Data records:

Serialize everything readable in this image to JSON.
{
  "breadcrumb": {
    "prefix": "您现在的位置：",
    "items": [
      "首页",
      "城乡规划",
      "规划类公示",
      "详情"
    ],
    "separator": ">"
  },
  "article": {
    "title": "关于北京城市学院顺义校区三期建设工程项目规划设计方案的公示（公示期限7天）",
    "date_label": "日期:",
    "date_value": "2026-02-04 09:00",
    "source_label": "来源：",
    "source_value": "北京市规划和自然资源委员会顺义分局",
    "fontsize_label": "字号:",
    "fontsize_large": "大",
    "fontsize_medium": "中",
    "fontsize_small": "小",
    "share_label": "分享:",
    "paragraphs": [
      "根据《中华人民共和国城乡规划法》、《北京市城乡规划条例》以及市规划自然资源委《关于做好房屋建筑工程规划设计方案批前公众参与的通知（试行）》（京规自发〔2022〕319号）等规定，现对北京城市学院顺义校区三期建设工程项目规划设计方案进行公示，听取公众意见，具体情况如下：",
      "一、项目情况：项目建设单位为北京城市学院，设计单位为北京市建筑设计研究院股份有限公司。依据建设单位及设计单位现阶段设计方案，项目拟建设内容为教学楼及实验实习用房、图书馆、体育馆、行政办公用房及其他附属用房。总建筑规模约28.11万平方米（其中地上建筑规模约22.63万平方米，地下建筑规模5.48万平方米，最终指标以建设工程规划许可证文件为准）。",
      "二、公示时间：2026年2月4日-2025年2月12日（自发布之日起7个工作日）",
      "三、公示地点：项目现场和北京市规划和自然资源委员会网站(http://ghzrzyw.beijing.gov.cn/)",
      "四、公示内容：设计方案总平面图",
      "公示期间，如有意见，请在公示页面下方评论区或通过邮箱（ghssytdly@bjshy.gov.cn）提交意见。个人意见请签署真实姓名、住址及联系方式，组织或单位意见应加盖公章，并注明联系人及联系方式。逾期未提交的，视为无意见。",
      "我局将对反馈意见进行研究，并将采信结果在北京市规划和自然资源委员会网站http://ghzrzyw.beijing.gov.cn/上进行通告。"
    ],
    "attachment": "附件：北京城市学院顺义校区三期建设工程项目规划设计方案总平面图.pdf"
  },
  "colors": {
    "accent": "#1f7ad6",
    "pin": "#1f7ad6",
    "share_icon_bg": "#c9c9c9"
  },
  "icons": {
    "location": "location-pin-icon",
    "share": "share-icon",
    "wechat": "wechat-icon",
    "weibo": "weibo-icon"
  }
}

### Job
Every entry above needs to be quoted exactly.

### Exercise answer
Serialize everything readable in this image to JSON.
{
  "breadcrumb": {
    "prefix": "您现在的位置：",
    "items": [
      "首页",
      "城乡规划",
      "规划类公示",
      "详情"
    ],
    "separator": ">"
  },
  "article": {
    "title": "关于北京城市学院顺义校区三期建设工程项目规划设计方案的公示（公示期限7天）",
    "date_label": "日期:",
    "date_value": "2026-02-04 09:00",
    "source_label": "来源：",
    "source_value": "北京市规划和自然资源委员会顺义分局",
    "fontsize_label": "字号:",
    "fontsize_large": "大",
    "fontsize_medium": "中",
    "fontsize_small": "小",
    "share_label": "分享:",
    "paragraphs": [
      "根据《中华人民共和国城乡规划法》、《北京市城乡规划条例》以及市规划自然资源委《关于做好房屋建筑工程规划设计方案批前公众参与的通知（试行）》（京规自发〔2022〕319号）等规定，现对北京城市学院顺义校区三期建设工程项目规划设计方案进行公示，听取公众意见，具体情况如下：",
      "一、项目情况：项目建设单位为北京城市学院，设计单位为北京市建筑设计研究院股份有限公司。依据建设单位及设计单位现阶段设计方案，项目拟建设内容为教学楼及实验实习用房、图书馆、体育馆、行政办公用房及其他附属用房。总建筑规模约28.11万平方米（其中地上建筑规模约22.63万平方米，地下建筑规模5.48万平方米，最终指标以建设工程规划许可证文件为准）。",
      "二、公示时间：2026年2月4日-2025年2月12日（自发布之日起7个工作日）",
      "三、公示地点：项目现场和北京市规划和自然资源委员会网站(http://ghzrzyw.beijing.gov.cn/)",
      "四、公示内容：设计方案总平面图",
      "公示期间，如有意见，请在公示页面下方评论区或通过邮箱（ghssytdly@bjshy.gov.cn）提交意见。个人意见请签署真实姓名、住址及联系方式，组织或单位意见应加盖公章，并注明联系人及联系方式。逾期未提交的，视为无意见。",
      "我局将对反馈意见进行研究，并将采信结果在北京市规划和自然资源委员会网站http://ghzrzyw.beijing.gov.cn/上进行通告。"
    ],
    "attachment": "附件：北京城市学院顺义校区三期建设工程项目规划设计方案总平面图.pdf"
  },
  "colors": {
    "accent": "#1f7ad6",
    "pin": "#1f7ad6",
    "share_icon_bg": "#c9c9c9"
  },
  "icons": {
    "location": "location-pin-icon",
    "share": "share-icon",
    "wechat": "wechat-icon",
    "weibo": "weibo-icon"
  }
}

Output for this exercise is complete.